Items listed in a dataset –
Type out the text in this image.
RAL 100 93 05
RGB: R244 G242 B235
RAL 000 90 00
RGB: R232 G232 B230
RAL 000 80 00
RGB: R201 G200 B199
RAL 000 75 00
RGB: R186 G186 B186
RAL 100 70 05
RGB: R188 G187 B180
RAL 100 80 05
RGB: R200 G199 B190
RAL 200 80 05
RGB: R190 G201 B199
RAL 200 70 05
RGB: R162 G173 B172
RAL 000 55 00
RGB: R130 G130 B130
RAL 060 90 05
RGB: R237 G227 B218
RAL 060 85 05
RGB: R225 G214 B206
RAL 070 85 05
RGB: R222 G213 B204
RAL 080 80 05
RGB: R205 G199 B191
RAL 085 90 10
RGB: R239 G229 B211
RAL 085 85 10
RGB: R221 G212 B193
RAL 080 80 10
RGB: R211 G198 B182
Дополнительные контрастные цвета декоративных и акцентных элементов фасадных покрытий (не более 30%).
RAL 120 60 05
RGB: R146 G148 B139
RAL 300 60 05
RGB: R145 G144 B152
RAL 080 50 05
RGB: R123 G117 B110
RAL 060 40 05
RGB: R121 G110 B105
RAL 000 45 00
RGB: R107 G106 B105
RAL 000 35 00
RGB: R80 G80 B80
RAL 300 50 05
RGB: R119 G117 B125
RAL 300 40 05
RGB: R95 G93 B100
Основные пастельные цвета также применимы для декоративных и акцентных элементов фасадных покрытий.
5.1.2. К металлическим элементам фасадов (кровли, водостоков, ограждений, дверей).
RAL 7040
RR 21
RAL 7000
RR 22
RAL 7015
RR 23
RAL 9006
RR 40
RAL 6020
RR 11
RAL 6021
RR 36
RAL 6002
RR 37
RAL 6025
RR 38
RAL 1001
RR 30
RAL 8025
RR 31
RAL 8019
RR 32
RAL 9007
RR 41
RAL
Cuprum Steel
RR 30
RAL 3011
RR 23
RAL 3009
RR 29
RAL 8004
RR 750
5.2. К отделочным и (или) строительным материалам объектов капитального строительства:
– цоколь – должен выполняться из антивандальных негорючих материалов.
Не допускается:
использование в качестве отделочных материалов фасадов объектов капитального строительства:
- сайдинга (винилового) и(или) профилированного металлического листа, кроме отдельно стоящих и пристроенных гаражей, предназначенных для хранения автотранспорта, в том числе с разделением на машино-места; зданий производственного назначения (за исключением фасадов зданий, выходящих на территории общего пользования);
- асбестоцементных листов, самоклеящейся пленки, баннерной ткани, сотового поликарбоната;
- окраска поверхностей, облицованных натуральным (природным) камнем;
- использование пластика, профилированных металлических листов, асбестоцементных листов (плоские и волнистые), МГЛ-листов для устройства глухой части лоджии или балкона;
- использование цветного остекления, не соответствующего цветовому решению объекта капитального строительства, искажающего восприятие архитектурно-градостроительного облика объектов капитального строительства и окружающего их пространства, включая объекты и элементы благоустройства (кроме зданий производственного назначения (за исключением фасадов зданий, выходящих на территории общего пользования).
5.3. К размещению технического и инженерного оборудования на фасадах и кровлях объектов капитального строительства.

Task instructions –
Only the number should be given: how many lines of the data contain the word "декоративных"?

Complete response –
2